## [Listing]
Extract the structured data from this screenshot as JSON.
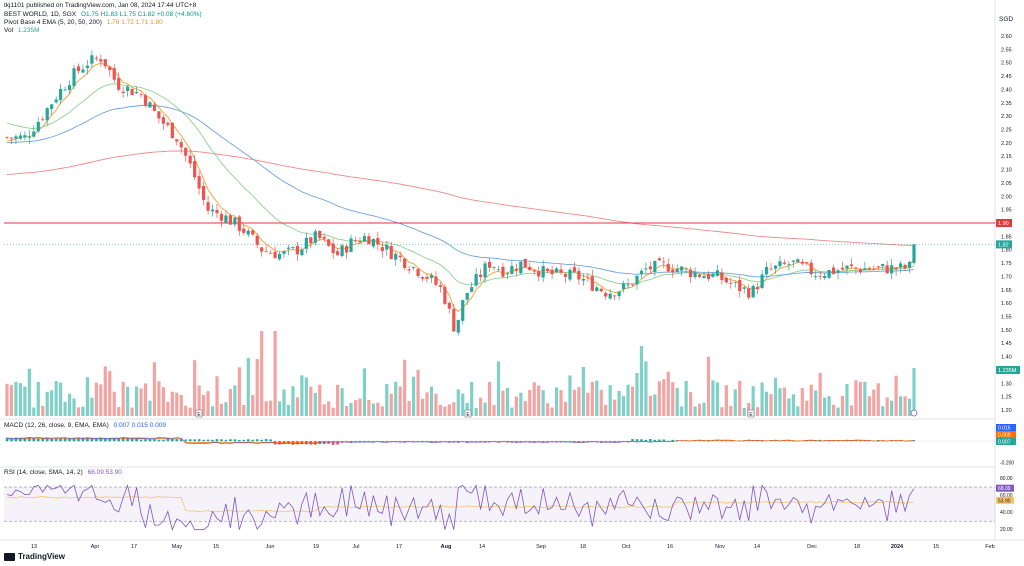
{
  "header": {
    "published": "tkj1101 published on TradingView.com, Jan 08, 2024 17:44 UTC+8",
    "symbol": "BEST WORLD, 1D, SGX",
    "ohlc": "O1.75 H1.83 L1.75 C1.82 +0.08 (+4.60%)",
    "pivot_label": "Pivot Base 4 EMA (5, 20, 50, 200)",
    "pivot_values": "1.76 1.72 1.71 1.80",
    "vol_label": "Vol",
    "vol_value": "1.235M",
    "currency": "SGD"
  },
  "chart_data": {
    "type": "candlestick",
    "price_axis": [
      2.6,
      2.55,
      2.5,
      2.45,
      2.4,
      2.35,
      2.3,
      2.25,
      2.2,
      2.15,
      2.1,
      2.05,
      2.0,
      1.95,
      1.9,
      1.85,
      1.8,
      1.75,
      1.7,
      1.65,
      1.6,
      1.55,
      1.5,
      1.45,
      1.4,
      1.35,
      1.3,
      1.25,
      1.2
    ],
    "ylim": [
      1.17,
      2.63
    ],
    "x_ticks": [
      "13",
      "Apr",
      "17",
      "May",
      "15",
      "Jun",
      "19",
      "Jul",
      "17",
      "Aug",
      "14",
      "Sep",
      "18",
      "Oct",
      "16",
      "Nov",
      "14",
      "Dec",
      "18",
      "2024",
      "15",
      "Feb"
    ],
    "x_tick_bold": [
      false,
      false,
      false,
      false,
      false,
      false,
      false,
      false,
      false,
      true,
      false,
      false,
      false,
      false,
      false,
      false,
      false,
      false,
      false,
      true,
      false,
      false
    ],
    "horizontal_line": 1.9,
    "horizontal_line_label": "1.90",
    "last_price": 1.82,
    "last_price_label": "1.82",
    "volume_label": "1.235M",
    "series": [
      {
        "name": "EMA 5",
        "color": "#f0a030"
      },
      {
        "name": "EMA 20",
        "color": "#8fd18f"
      },
      {
        "name": "EMA 50",
        "color": "#6ea4e0"
      },
      {
        "name": "EMA 200",
        "color": "#ef8a8a"
      }
    ],
    "macd": {
      "label": "MACD (12, 26, close, 9, EMA, EMA)",
      "values_text": "0.007 0.015 0.009",
      "axis_labels": [
        "0.015",
        "0.009",
        "0.007",
        "-0.200"
      ],
      "axis_colors": [
        "#2962ff",
        "#ff6d00",
        "#26a69a",
        "#787b86"
      ]
    },
    "rsi": {
      "label": "RSI (14, close, SMA, 14, 2)",
      "values_text": "68.09 53.90",
      "axis_labels": [
        "80.00",
        "68.09",
        "60.00",
        "53.90",
        "40.00",
        "20.00"
      ],
      "upper": 70,
      "lower": 30,
      "last": 68.09,
      "ma": 53.9
    },
    "colors": {
      "up": "#26a69a",
      "down": "#ef5350",
      "vol_up": "#7fd0c7",
      "vol_down": "#f3a3a1",
      "rsi": "#7e57c2",
      "rsi_ma": "#f5c46b"
    }
  },
  "footer": {
    "brand": "TradingView"
  }
}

## [Task to carry out]
Look through the entries above and report each line where the string "close" occurs.

## [Solution to this exercise]
      "label": "MACD (12, 26, close, 9, EMA, EMA)",
      "label": "RSI (14, close, SMA, 14, 2)",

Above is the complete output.